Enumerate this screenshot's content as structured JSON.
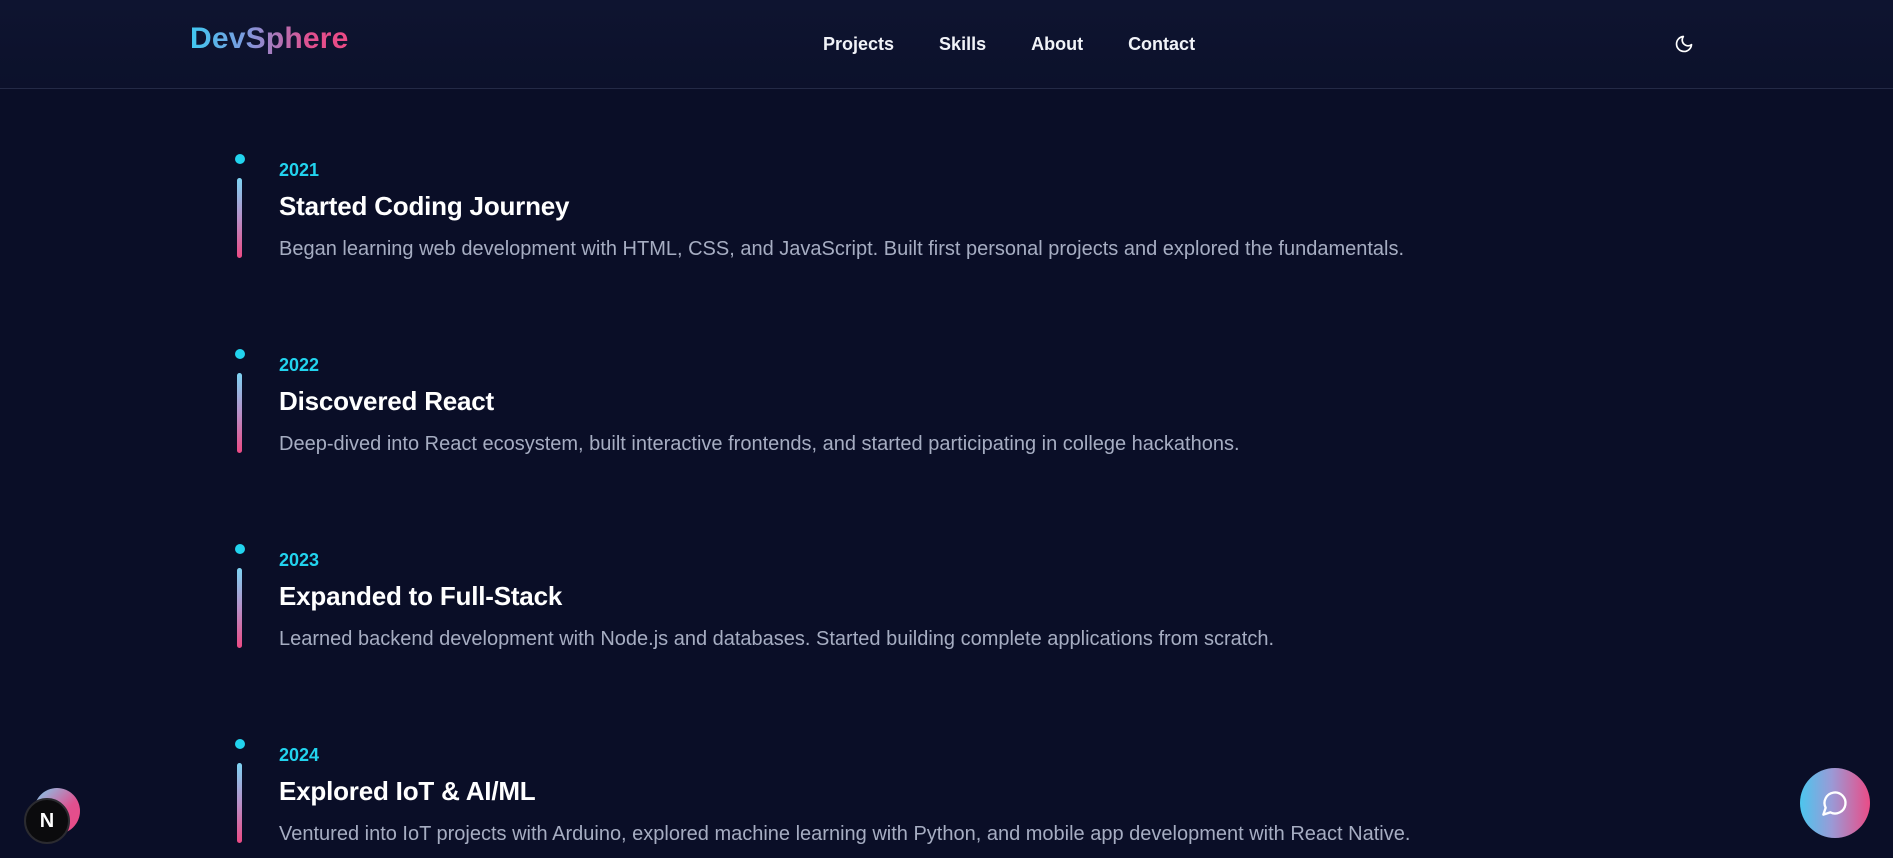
---
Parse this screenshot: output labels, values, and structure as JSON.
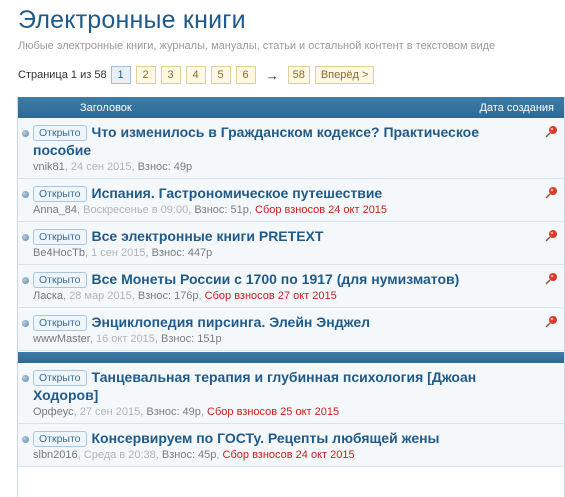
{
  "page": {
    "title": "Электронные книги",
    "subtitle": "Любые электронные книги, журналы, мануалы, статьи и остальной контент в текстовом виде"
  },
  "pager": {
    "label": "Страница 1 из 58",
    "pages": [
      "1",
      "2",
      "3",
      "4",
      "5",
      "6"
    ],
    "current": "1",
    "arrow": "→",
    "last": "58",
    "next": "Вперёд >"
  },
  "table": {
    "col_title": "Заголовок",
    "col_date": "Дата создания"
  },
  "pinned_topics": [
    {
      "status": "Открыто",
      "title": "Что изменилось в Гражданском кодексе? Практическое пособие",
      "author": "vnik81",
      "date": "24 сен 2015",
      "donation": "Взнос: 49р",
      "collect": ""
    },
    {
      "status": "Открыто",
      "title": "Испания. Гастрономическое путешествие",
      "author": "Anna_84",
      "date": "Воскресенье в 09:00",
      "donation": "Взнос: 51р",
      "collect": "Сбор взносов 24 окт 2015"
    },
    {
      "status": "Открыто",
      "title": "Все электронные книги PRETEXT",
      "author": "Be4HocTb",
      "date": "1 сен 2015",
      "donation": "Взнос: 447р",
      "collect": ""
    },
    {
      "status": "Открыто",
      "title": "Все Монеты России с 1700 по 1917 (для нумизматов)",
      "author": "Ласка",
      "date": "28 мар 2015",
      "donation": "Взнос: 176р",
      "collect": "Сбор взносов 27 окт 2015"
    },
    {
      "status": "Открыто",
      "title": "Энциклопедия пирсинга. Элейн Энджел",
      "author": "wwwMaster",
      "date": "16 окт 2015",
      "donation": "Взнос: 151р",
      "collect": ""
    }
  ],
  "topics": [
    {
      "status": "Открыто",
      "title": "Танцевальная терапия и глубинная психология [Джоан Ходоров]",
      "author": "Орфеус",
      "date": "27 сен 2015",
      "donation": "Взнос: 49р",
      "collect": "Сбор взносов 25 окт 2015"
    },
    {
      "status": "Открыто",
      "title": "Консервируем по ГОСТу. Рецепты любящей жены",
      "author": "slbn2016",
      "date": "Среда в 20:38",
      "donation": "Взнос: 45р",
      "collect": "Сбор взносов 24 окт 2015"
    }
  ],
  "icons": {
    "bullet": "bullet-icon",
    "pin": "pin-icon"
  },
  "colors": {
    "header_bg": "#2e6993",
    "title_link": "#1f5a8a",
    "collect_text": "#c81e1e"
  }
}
---
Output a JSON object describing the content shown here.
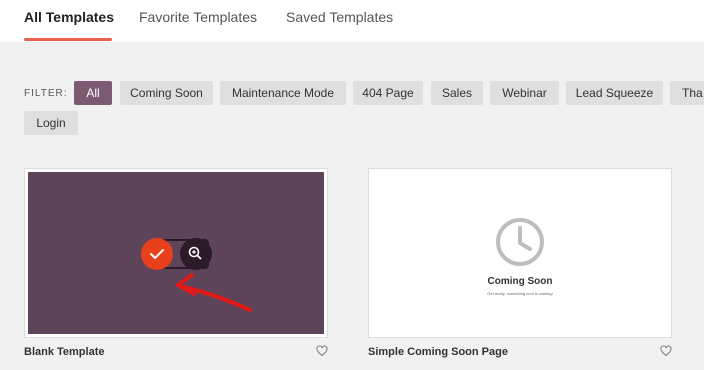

> **Written instruction**:
Of all the lines in the listing above, how many include "content"? Write only the number.

> **Task response**:
2